Exercise instructions
Print out the entries below with no edits.

Entries supplied
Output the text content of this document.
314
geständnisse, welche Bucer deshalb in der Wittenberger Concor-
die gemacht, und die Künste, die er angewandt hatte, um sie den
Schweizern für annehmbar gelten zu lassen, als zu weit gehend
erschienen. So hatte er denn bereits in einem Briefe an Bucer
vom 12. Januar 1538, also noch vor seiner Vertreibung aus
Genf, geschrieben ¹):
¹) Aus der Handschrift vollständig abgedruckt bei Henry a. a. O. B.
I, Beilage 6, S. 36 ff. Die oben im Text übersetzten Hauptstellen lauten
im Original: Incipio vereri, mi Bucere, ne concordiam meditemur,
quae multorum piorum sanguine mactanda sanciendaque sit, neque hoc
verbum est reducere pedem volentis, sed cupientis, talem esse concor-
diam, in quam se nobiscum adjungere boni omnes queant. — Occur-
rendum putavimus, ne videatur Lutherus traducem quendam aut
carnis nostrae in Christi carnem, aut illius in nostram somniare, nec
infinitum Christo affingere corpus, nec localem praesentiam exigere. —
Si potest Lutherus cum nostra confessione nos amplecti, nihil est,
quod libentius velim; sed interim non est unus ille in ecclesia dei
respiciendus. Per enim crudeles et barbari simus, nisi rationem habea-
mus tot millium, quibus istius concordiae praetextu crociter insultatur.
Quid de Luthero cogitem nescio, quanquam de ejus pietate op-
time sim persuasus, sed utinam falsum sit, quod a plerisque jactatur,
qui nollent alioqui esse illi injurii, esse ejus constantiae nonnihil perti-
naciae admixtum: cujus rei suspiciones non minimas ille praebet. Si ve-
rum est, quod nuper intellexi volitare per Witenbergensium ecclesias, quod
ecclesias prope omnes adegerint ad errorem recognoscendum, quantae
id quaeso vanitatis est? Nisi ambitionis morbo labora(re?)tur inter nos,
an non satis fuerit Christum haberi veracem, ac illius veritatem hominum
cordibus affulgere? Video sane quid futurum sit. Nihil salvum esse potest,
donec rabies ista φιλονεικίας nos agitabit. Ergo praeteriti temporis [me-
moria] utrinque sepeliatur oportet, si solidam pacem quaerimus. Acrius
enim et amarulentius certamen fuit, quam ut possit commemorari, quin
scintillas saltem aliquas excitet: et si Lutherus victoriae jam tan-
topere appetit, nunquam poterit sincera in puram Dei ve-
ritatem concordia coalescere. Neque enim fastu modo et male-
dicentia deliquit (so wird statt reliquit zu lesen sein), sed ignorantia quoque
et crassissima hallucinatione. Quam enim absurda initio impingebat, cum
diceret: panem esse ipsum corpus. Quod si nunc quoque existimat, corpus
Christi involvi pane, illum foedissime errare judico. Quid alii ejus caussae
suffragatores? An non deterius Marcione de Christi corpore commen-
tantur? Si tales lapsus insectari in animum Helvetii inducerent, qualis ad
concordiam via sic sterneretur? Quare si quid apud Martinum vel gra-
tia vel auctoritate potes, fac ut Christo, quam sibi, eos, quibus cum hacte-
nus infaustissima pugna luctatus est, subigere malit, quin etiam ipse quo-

Solved problem
Output the text content of this document.
314
geständnisse, welche Bucer deshalb in der Wittenberger Concor-
die gemacht, und die Künste, die er angewandt hatte, um sie den
Schweizern für annehmbar gelten zu lassen, als zu weit gehend
erschienen. So hatte er denn bereits in einem Briefe an Bucer
vom 12. Januar 1538, also noch vor seiner Vertreibung aus
Genf, geschrieben ¹):
¹) Aus der Handschrift vollständig abgedruckt bei Henry a. a. O. B.
I, Beilage 6, S. 36 ff. Die oben im Text übersetzten Hauptstellen lauten
im Original: Incipio vereri, mi Bucere, ne concordiam meditemur,
quae multorum piorum sanguine mactanda sanciendaque sit, neque hoc
verbum est reducere pedem volentis, sed cupientis, talem esse concor-
diam, in quam se nobiscum adjungere boni omnes queant. — Occur-
rendum putavimus, ne videatur Lutherus traducem quendam aut
carnis nostrae in Christi carnem, aut illius in nostram somniare, nec
infinitum Christo affingere corpus, nec localem praesentiam exigere. —
Si potest Lutherus cum nostra confessione nos amplecti, nihil est,
quod libentius velim; sed interim non est unus ille in ecclesia dei
respiciendus. Per enim crudeles et barbari simus, nisi rationem habea-
mus tot millium, quibus istius concordiae praetextu crociter insultatur.
Quid de Luthero cogitem nescio, quanquam de ejus pietate op-
time sim persuasus, sed utinam falsum sit, quod a plerisque jactatur,
qui nollent alioqui esse illi injurii, esse ejus constantiae nonnihil perti-
naciae admixtum: cujus rei suspiciones non minimas ille praebet. Si ve-
rum est, quod nuper intellexi volitare per Witenbergensium ecclesias, quod
ecclesias prope omnes adegerint ad errorem recognoscendum, quantae
id quaeso vanitatis est? Nisi ambitionis morbo labora(re?)tur inter nos,
an non satis fuerit Christum haberi veracem, ac illius veritatem hominum
cordibus affulgere? Video sane quid futurum sit. Nihil salvum esse potest,
donec rabies ista φιλονεικίας nos agitabit. Ergo praeteriti temporis [me-
moria] utrinque sepeliatur oportet, si solidam pacem quaerimus. Acrius
enim et amarulentius certamen fuit, quam ut possit commemorari, quin
scintillas saltem aliquas excitet: et si Lutherus victoriae jam tan-
topere appetit, nunquam poterit sincera in puram Dei ve-
ritatem concordia coalescere. Neque enim fastu modo et male-
dicentia deliquit (so wird statt reliquit zu lesen sein), sed ignorantia quoque
et crassissima hallucinatione. Quam enim absurda initio impingebat, cum
diceret: panem esse ipsum corpus. Quod si nunc quoque existimat, corpus
Christi involvi pane, illum foedissime errare judico. Quid alii ejus caussae
suffragatores? An non deterius Marcione de Christi corpore commen-
tantur? Si tales lapsus insectari in animum Helvetii inducerent, qualis ad
concordiam via sic sterneretur? Quare si quid apud Martinum vel gra-
tia vel auctoritate potes, fac ut Christo, quam sibi, eos, quibus cum hacte-
nus infaustissima pugna luctatus est, subigere malit, quin etiam ipse quo-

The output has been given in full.